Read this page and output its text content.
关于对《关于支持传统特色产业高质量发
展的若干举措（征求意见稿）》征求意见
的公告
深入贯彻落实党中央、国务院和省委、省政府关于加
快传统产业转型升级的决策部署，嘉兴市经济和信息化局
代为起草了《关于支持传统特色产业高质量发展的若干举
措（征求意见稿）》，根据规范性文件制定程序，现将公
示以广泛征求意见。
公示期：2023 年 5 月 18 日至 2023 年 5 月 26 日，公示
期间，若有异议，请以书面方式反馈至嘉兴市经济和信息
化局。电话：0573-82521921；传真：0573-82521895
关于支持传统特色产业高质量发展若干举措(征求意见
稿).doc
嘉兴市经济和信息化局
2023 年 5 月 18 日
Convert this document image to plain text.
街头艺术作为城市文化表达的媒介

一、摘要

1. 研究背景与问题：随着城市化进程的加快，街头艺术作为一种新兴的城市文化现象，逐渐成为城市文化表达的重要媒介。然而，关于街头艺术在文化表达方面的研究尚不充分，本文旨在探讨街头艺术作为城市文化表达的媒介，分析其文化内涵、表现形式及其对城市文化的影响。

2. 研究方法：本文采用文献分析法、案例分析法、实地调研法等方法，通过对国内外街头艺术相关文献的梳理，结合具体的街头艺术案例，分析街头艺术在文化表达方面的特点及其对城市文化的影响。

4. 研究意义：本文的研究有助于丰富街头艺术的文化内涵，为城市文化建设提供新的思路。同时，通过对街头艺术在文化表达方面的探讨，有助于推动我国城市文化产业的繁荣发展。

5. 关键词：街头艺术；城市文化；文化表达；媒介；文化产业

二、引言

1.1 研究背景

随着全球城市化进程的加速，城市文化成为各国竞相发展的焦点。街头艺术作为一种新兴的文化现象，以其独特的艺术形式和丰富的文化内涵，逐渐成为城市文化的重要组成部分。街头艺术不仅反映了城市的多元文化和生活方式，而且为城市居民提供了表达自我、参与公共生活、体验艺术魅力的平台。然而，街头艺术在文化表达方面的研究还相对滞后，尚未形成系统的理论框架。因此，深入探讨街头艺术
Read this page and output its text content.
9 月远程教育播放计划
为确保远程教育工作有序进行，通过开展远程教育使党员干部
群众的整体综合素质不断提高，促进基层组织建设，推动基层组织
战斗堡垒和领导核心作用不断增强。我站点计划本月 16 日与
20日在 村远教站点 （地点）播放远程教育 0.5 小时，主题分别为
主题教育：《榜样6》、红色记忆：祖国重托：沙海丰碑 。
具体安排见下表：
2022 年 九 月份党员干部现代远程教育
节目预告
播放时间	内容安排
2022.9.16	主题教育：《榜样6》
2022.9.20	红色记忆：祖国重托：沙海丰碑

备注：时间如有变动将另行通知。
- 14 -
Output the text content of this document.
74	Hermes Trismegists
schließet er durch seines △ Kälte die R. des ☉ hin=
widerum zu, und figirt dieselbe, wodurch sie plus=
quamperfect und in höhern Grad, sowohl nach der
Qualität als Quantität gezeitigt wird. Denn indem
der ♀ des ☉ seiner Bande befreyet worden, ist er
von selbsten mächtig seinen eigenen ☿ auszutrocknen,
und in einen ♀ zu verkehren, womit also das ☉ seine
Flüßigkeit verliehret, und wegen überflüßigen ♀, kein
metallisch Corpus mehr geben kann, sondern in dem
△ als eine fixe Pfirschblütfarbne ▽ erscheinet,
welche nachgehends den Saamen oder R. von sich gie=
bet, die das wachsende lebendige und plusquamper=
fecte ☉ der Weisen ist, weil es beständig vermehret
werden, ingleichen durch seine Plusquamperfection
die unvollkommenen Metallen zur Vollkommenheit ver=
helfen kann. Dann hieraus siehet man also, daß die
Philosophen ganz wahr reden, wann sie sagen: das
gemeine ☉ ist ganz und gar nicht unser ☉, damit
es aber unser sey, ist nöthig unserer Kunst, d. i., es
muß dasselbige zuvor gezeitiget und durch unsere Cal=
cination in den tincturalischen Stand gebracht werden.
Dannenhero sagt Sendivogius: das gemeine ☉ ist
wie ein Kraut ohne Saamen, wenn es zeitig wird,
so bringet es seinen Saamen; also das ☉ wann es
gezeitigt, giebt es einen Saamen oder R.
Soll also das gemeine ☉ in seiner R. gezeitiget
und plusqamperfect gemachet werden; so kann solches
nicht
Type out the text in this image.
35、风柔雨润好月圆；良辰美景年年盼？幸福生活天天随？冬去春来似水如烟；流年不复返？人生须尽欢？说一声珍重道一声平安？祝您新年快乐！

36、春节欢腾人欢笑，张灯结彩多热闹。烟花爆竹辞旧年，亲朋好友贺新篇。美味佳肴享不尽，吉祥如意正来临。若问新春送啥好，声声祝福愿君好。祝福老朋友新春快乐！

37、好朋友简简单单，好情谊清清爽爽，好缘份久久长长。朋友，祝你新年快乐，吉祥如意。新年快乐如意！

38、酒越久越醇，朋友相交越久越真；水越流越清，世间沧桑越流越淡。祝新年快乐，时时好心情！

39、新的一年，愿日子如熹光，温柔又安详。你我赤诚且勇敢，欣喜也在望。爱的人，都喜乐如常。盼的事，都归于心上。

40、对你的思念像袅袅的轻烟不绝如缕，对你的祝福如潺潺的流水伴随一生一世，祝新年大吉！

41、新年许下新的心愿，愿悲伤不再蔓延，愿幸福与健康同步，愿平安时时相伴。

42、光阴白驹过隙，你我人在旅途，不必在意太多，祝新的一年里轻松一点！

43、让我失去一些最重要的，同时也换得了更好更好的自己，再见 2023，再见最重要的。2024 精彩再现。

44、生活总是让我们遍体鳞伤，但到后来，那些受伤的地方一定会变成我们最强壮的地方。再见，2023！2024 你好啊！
= = =
- GIVEN REQUEST -
Check every line of the entries above for the word "红色记忆" and report how many lines contain it, giving the number only.

- TASK RESPONSE -
2